- REQUEST
Copy every line of the items below word for word, omitting the pictures.

(Image-based layout items)
───
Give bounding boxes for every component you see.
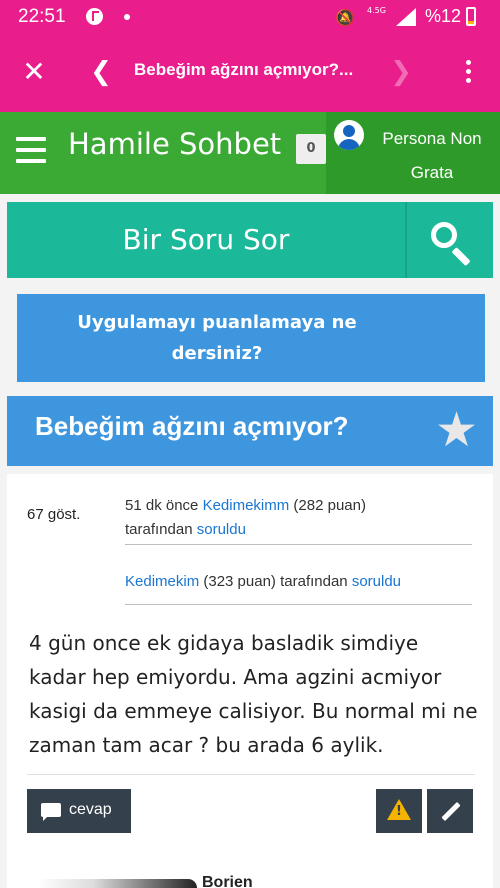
reply-button-label: cevap <box>69 801 112 818</box>
bell-muted-icon: 🔕 <box>335 8 355 27</box>
network-type: 4.5G <box>367 6 386 15</box>
site-brand[interactable]: Hamile Sohbet <box>68 126 281 162</box>
ask-question-button[interactable]: Bir Soru Sor <box>7 202 405 278</box>
question-card: 67 göst. 51 dk önce Kedimekimm (282 puan… <box>7 474 493 888</box>
notification-count-badge[interactable]: 0 <box>296 134 326 164</box>
pencil-icon <box>441 801 461 822</box>
editor-link[interactable]: Kedimekim <box>125 573 199 590</box>
asker-points: (282 puan) <box>293 497 366 514</box>
ask-question-bar: Bir Soru Sor <box>7 202 493 278</box>
back-icon[interactable]: ❮ <box>88 54 114 90</box>
edit-button[interactable] <box>427 789 473 833</box>
report-button[interactable]: ! <box>376 789 422 833</box>
rate-app-text: Uygulamayı puanlamaya ne dersiniz? <box>77 312 357 364</box>
battery-level: %12 <box>425 6 462 26</box>
status-time: 22:51 <box>18 6 66 27</box>
divider <box>27 774 475 775</box>
edited-action-link[interactable]: soruldu <box>352 573 401 590</box>
status-bar: 22:51 🔕 4.5G %12 <box>0 0 500 34</box>
user-name: Persona Non Grata <box>382 129 482 182</box>
battery-icon <box>466 7 476 26</box>
asked-meta: 51 dk önce Kedimekimm (282 puan) tarafın… <box>125 494 465 542</box>
close-icon[interactable]: ✕ <box>19 54 49 90</box>
user-avatar-icon <box>334 120 364 150</box>
music-icon <box>86 8 103 25</box>
forward-icon[interactable]: ❯ <box>390 54 412 90</box>
favorite-star-icon[interactable]: ★ <box>435 402 478 458</box>
asker-link[interactable]: Kedimekimm <box>203 497 290 514</box>
question-title: Bebeğim ağzını açmıyor? <box>35 411 349 441</box>
editor-points: (323 puan) <box>203 573 276 590</box>
asked-action-link[interactable]: soruldu <box>197 521 246 538</box>
view-count: 67 göst. <box>27 506 81 523</box>
hamburger-menu-icon[interactable] <box>16 136 46 164</box>
browser-nav-bar: ✕ ❮ Bebeğim ağzını açmıyor?... ❯ <box>0 34 500 112</box>
asked-by-label: tarafından <box>125 521 193 538</box>
divider <box>125 544 472 545</box>
page-title: Bebeğim ağzını açmıyor?... <box>134 60 354 79</box>
search-icon <box>431 222 457 248</box>
reply-button[interactable]: cevap <box>27 789 131 833</box>
signal-icon <box>396 8 416 26</box>
edited-meta: Kedimekim (323 puan) tarafından soruldu <box>125 573 401 590</box>
edited-by-label: tarafından <box>280 573 348 590</box>
divider <box>125 604 472 605</box>
comment-icon <box>41 803 61 821</box>
site-header: Hamile Sohbet 0 Persona Non Grata <box>0 112 500 194</box>
user-menu[interactable]: Persona Non Grata <box>326 112 500 194</box>
answer-author-name[interactable]: Borien <box>202 874 253 888</box>
answer-avatar <box>37 879 197 888</box>
asked-time: 51 dk önce <box>125 497 199 514</box>
question-header: Bebeğim ağzını açmıyor? ★ <box>7 396 493 466</box>
question-body: 4 gün once ek gidaya basladik simdiye ka… <box>29 631 478 757</box>
more-vert-icon[interactable] <box>457 58 481 86</box>
search-button[interactable] <box>405 202 493 278</box>
notification-dot-icon <box>124 14 130 20</box>
rate-app-prompt[interactable]: Uygulamayı puanlamaya ne dersiniz? <box>17 294 485 382</box>
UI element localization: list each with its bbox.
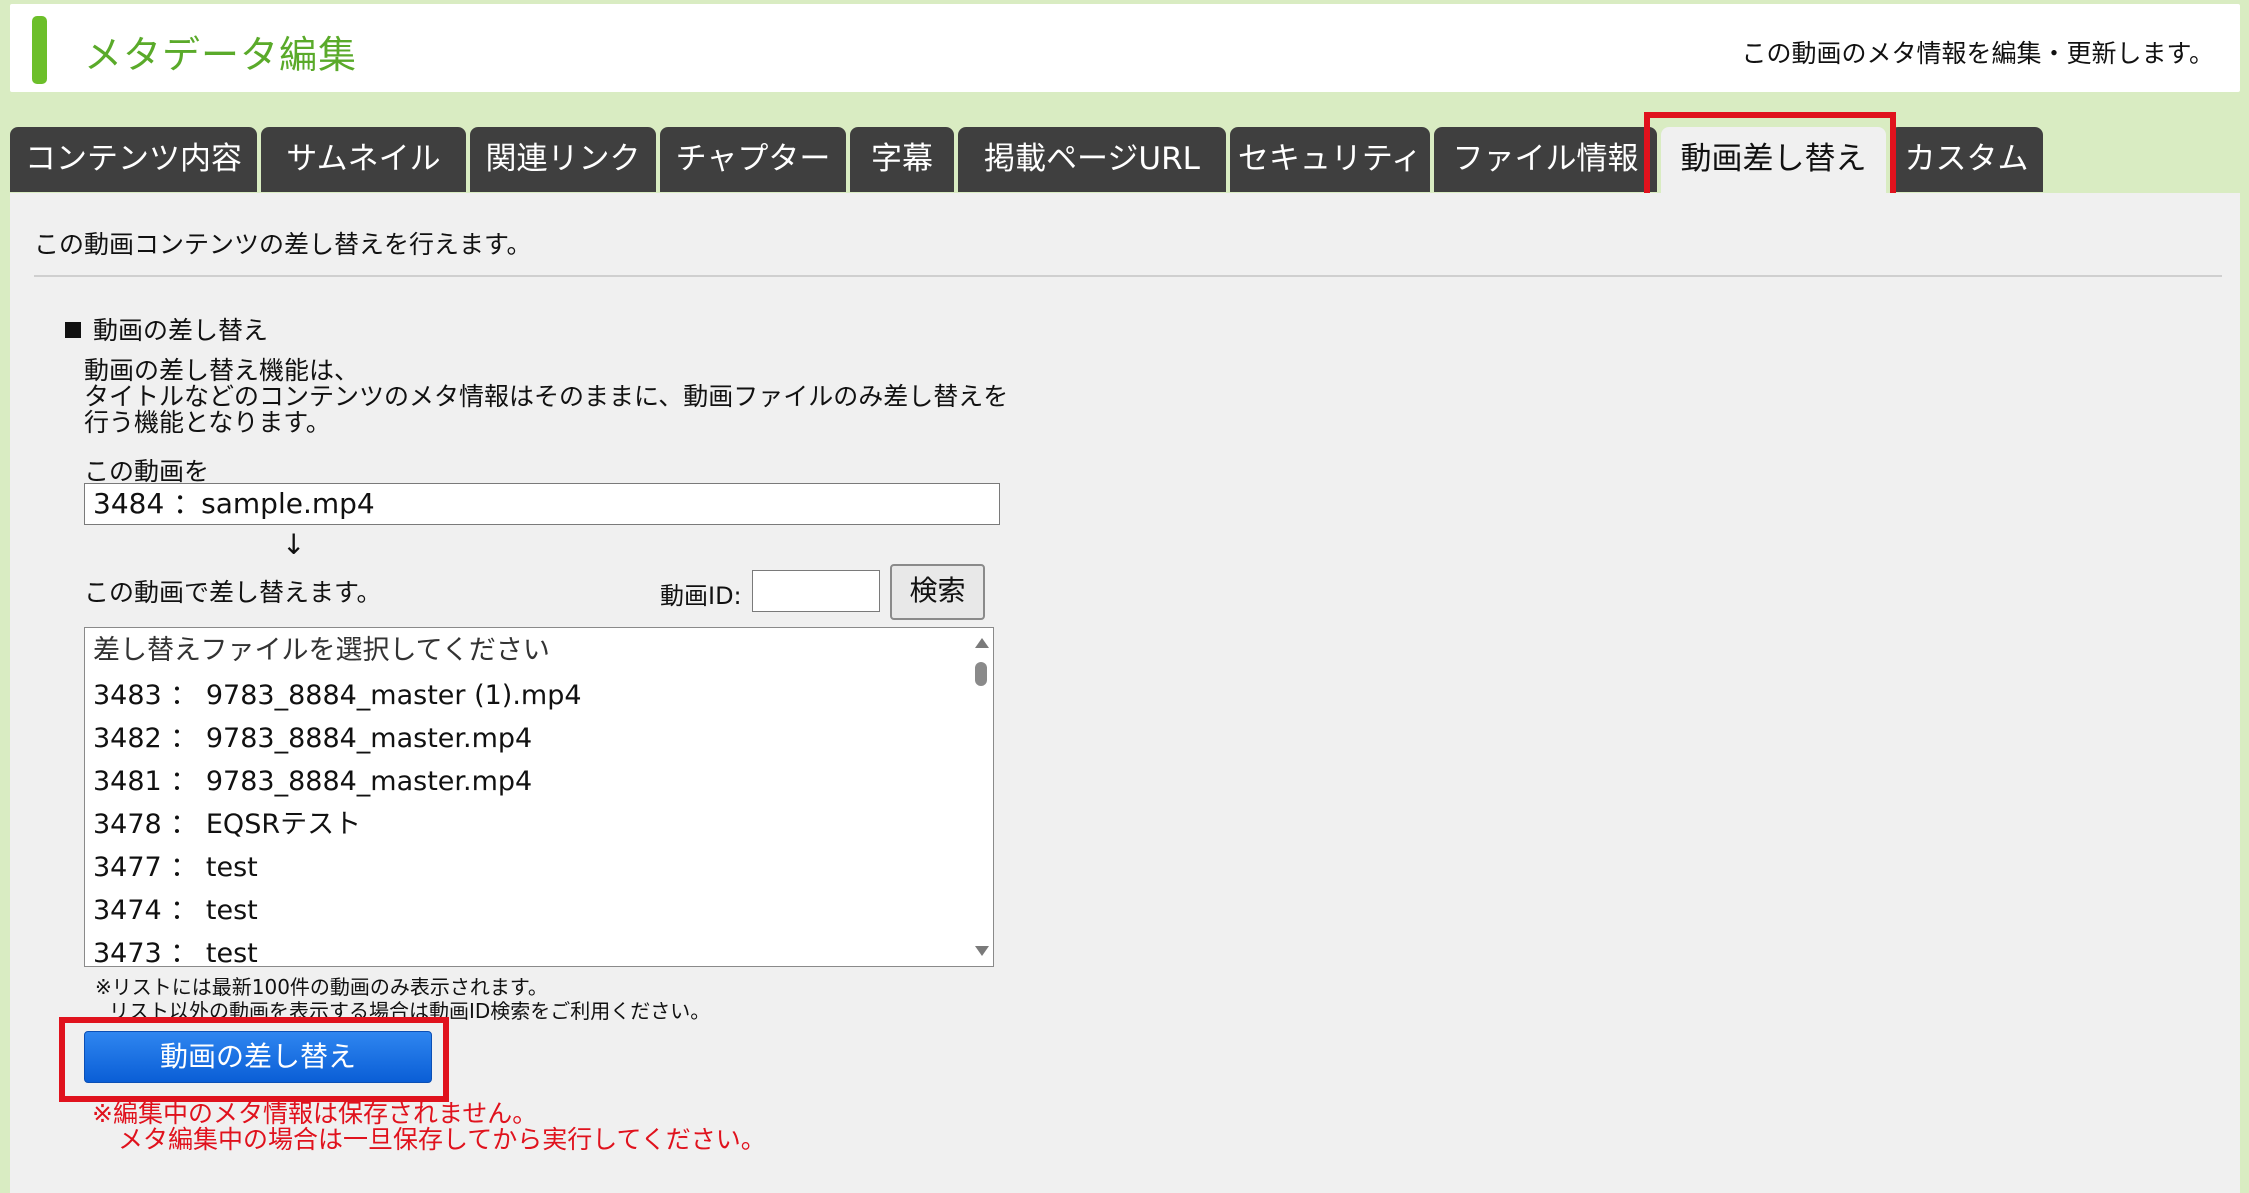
section-title: 動画の差し替え: [93, 316, 269, 345]
list-item[interactable]: 3474 ： test: [93, 888, 258, 927]
tab-file-info[interactable]: ファイル情報: [1434, 127, 1657, 192]
page-description: この動画のメタ情報を編集・更新します。: [1741, 39, 2214, 68]
list-note: ※リストには最新100件の動画のみ表示されます。 リスト以外の動画を表示する場合…: [95, 975, 710, 1023]
tab-subtitles[interactable]: 字幕: [850, 127, 954, 192]
section-heading: 動画の差し替え: [65, 311, 268, 347]
warning-line: ※編集中のメタ情報は保存されません。: [92, 1099, 538, 1128]
replace-label: この動画で差し替えます。: [84, 578, 382, 607]
search-button[interactable]: 検索: [890, 564, 985, 620]
current-video-field: 3484 ：sample.mp4: [84, 483, 1000, 525]
highlight-box-button: [59, 1017, 449, 1102]
description: 動画の差し替え機能は、 タイトルなどのコンテンツのメタ情報はそのままに、動画ファ…: [84, 358, 1008, 436]
list-placeholder[interactable]: 差し替えファイルを選択してください: [93, 628, 550, 667]
list-item[interactable]: 3478 ： EQSRテスト: [93, 802, 361, 841]
list-scrollbar[interactable]: [969, 628, 993, 966]
title-accent-bar: [32, 16, 47, 84]
list-item[interactable]: 3473 ： test: [93, 931, 258, 966]
scroll-up-icon[interactable]: [975, 638, 989, 648]
tab-content[interactable]: コンテンツ内容: [10, 127, 257, 192]
page-header: メタデータ編集 この動画のメタ情報を編集・更新します。: [10, 4, 2240, 92]
description-line: 動画の差し替え機能は、: [84, 356, 360, 385]
replacement-video-list[interactable]: 差し替えファイルを選択してください 3483 ： 9783_8884_maste…: [84, 627, 994, 967]
list-item[interactable]: 3477 ： test: [93, 845, 258, 884]
tab-security[interactable]: セキュリティ: [1230, 127, 1430, 192]
description-line: タイトルなどのコンテンツのメタ情報はそのままに、動画ファイルのみ差し替えを: [84, 382, 1009, 411]
tab-custom[interactable]: カスタム: [1890, 127, 2043, 192]
tab-related-links[interactable]: 関連リンク: [470, 127, 656, 192]
list-item[interactable]: 3483 ： 9783_8884_master (1).mp4: [93, 673, 582, 712]
divider: [34, 275, 2222, 277]
tab-chapters[interactable]: チャプター: [660, 127, 846, 192]
note-line: ※リストには最新100件の動画のみ表示されます。: [95, 975, 548, 999]
intro-text: この動画コンテンツの差し替えを行えます。: [34, 230, 532, 259]
video-id-input[interactable]: [752, 570, 880, 612]
video-id-label: 動画ID:: [660, 582, 742, 610]
scroll-thumb[interactable]: [975, 662, 987, 686]
list-item[interactable]: 3481 ： 9783_8884_master.mp4: [93, 759, 532, 798]
list-item[interactable]: 3482 ： 9783_8884_master.mp4: [93, 716, 532, 755]
tab-thumbnail[interactable]: サムネイル: [261, 127, 466, 192]
tab-page-url[interactable]: 掲載ページURL: [958, 127, 1226, 192]
scroll-down-icon[interactable]: [975, 946, 989, 956]
square-bullet-icon: [65, 322, 81, 338]
description-line: 行う機能となります。: [84, 408, 331, 437]
down-arrow-icon: ↓: [282, 528, 306, 561]
warning-line: メタ編集中の場合は一旦保存してから実行してください。: [118, 1125, 766, 1154]
tab-bar: コンテンツ内容 サムネイル 関連リンク チャプター 字幕 掲載ページURL セキ…: [10, 127, 2240, 194]
warning-message: ※編集中のメタ情報は保存されません。 メタ編集中の場合は一旦保存してから実行して…: [92, 1101, 766, 1153]
page-title: メタデータ編集: [84, 33, 358, 77]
───
- TASK OUTPUT
Give bounding boxes for every component you see.
reply-button-label: cevap <box>69 801 112 818</box>
bell-muted-icon: 🔕 <box>335 8 355 27</box>
network-type: 4.5G <box>367 6 386 15</box>
site-brand[interactable]: Hamile Sohbet <box>68 126 281 162</box>
ask-question-button[interactable]: Bir Soru Sor <box>7 202 405 278</box>
question-card: 67 göst. 51 dk önce Kedimekimm (282 puan… <box>7 474 493 888</box>
notification-count-badge[interactable]: 0 <box>296 134 326 164</box>
pencil-icon <box>441 801 461 822</box>
editor-link[interactable]: Kedimekim <box>125 573 199 590</box>
asker-points: (282 puan) <box>293 497 366 514</box>
ask-question-bar: Bir Soru Sor <box>7 202 493 278</box>
back-icon[interactable]: ❮ <box>88 54 114 90</box>
edit-button[interactable] <box>427 789 473 833</box>
report-button[interactable]: ! <box>376 789 422 833</box>
rate-app-text: Uygulamayı puanlamaya ne dersiniz? <box>77 312 357 364</box>
battery-level: %12 <box>425 6 462 26</box>
status-time: 22:51 <box>18 6 66 27</box>
divider <box>27 774 475 775</box>
edited-action-link[interactable]: soruldu <box>352 573 401 590</box>
status-bar: 22:51 🔕 4.5G %12 <box>0 0 500 34</box>
user-name: Persona Non Grata <box>382 129 482 182</box>
battery-icon <box>466 7 476 26</box>
asked-meta: 51 dk önce Kedimekimm (282 puan) tarafın… <box>125 494 465 542</box>
close-icon[interactable]: ✕ <box>19 54 49 90</box>
user-avatar-icon <box>334 120 364 150</box>
music-icon <box>86 8 103 25</box>
forward-icon[interactable]: ❯ <box>390 54 412 90</box>
favorite-star-icon[interactable]: ★ <box>435 402 478 458</box>
asker-link[interactable]: Kedimekimm <box>203 497 290 514</box>
question-title: Bebeğim ağzını açmıyor? <box>35 411 349 441</box>
editor-points: (323 puan) <box>203 573 276 590</box>
asked-action-link[interactable]: soruldu <box>197 521 246 538</box>
view-count: 67 göst. <box>27 506 81 523</box>
hamburger-menu-icon[interactable] <box>16 136 46 164</box>
browser-nav-bar: ✕ ❮ Bebeğim ağzını açmıyor?... ❯ <box>0 34 500 112</box>
asked-by-label: tarafından <box>125 521 193 538</box>
divider <box>125 544 472 545</box>
page-title: Bebeğim ağzını açmıyor?... <box>134 60 354 79</box>
search-icon <box>431 222 457 248</box>
reply-button[interactable]: cevap <box>27 789 131 833</box>
signal-icon <box>396 8 416 26</box>
edited-meta: Kedimekim (323 puan) tarafından soruldu <box>125 573 401 590</box>
edited-by-label: tarafından <box>280 573 348 590</box>
divider <box>125 604 472 605</box>
comment-icon <box>41 803 61 821</box>
site-header: Hamile Sohbet 0 Persona Non Grata <box>0 112 500 194</box>
user-menu[interactable]: Persona Non Grata <box>326 112 500 194</box>
answer-author-name[interactable]: Borien <box>202 874 253 888</box>
answer-avatar <box>37 879 197 888</box>
asked-time: 51 dk önce <box>125 497 199 514</box>
question-header: Bebeğim ağzını açmıyor? ★ <box>7 396 493 466</box>
question-body: 4 gün once ek gidaya basladik simdiye ka… <box>29 631 478 757</box>
more-vert-icon[interactable] <box>457 58 481 86</box>
search-button[interactable] <box>405 202 493 278</box>
notification-dot-icon <box>124 14 130 20</box>
rate-app-prompt[interactable]: Uygulamayı puanlamaya ne dersiniz? <box>17 294 485 382</box>
UI element localization: list each with its bbox.
section-title: 動画の差し替え: [93, 316, 269, 345]
list-item[interactable]: 3474 ： test: [93, 888, 258, 927]
tab-file-info[interactable]: ファイル情報: [1434, 127, 1657, 192]
page-description: この動画のメタ情報を編集・更新します。: [1741, 39, 2214, 68]
list-note: ※リストには最新100件の動画のみ表示されます。 リスト以外の動画を表示する場合…: [95, 975, 710, 1023]
tab-subtitles[interactable]: 字幕: [850, 127, 954, 192]
section-heading: 動画の差し替え: [65, 311, 268, 347]
warning-line: ※編集中のメタ情報は保存されません。: [92, 1099, 538, 1128]
replace-label: この動画で差し替えます。: [84, 578, 382, 607]
search-button[interactable]: 検索: [890, 564, 985, 620]
current-video-field: 3484 ：sample.mp4: [84, 483, 1000, 525]
highlight-box-button: [59, 1017, 449, 1102]
description: 動画の差し替え機能は、 タイトルなどのコンテンツのメタ情報はそのままに、動画ファ…: [84, 358, 1008, 436]
list-placeholder[interactable]: 差し替えファイルを選択してください: [93, 628, 550, 667]
list-item[interactable]: 3478 ： EQSRテスト: [93, 802, 361, 841]
list-scrollbar[interactable]: [969, 628, 993, 966]
title-accent-bar: [32, 16, 47, 84]
list-item[interactable]: 3473 ： test: [93, 931, 258, 966]
scroll-up-icon[interactable]: [975, 638, 989, 648]
tab-content[interactable]: コンテンツ内容: [10, 127, 257, 192]
page-header: メタデータ編集 この動画のメタ情報を編集・更新します。: [10, 4, 2240, 92]
description-line: 動画の差し替え機能は、: [84, 356, 360, 385]
replacement-video-list[interactable]: 差し替えファイルを選択してください 3483 ： 9783_8884_maste…: [84, 627, 994, 967]
list-item[interactable]: 3477 ： test: [93, 845, 258, 884]
tab-security[interactable]: セキュリティ: [1230, 127, 1430, 192]
description-line: タイトルなどのコンテンツのメタ情報はそのままに、動画ファイルのみ差し替えを: [84, 382, 1009, 411]
tab-custom[interactable]: カスタム: [1890, 127, 2043, 192]
tab-related-links[interactable]: 関連リンク: [470, 127, 656, 192]
list-item[interactable]: 3483 ： 9783_8884_master (1).mp4: [93, 673, 582, 712]
divider: [34, 275, 2222, 277]
tab-chapters[interactable]: チャプター: [660, 127, 846, 192]
note-line: ※リストには最新100件の動画のみ表示されます。: [95, 975, 548, 999]
intro-text: この動画コンテンツの差し替えを行えます。: [34, 230, 532, 259]
video-id-input[interactable]: [752, 570, 880, 612]
video-id-label: 動画ID:: [660, 582, 742, 610]
scroll-thumb[interactable]: [975, 662, 987, 686]
list-item[interactable]: 3481 ： 9783_8884_master.mp4: [93, 759, 532, 798]
list-item[interactable]: 3482 ： 9783_8884_master.mp4: [93, 716, 532, 755]
tab-thumbnail[interactable]: サムネイル: [261, 127, 466, 192]
tab-page-url[interactable]: 掲載ページURL: [958, 127, 1226, 192]
scroll-down-icon[interactable]: [975, 946, 989, 956]
square-bullet-icon: [65, 322, 81, 338]
description-line: 行う機能となります。: [84, 408, 331, 437]
down-arrow-icon: ↓: [282, 528, 306, 561]
warning-line: メタ編集中の場合は一旦保存してから実行してください。: [118, 1125, 766, 1154]
tab-bar: コンテンツ内容 サムネイル 関連リンク チャプター 字幕 掲載ページURL セキ…: [10, 127, 2240, 194]
warning-message: ※編集中のメタ情報は保存されません。 メタ編集中の場合は一旦保存してから実行して…: [92, 1101, 766, 1153]
page-title: メタデータ編集: [84, 33, 358, 77]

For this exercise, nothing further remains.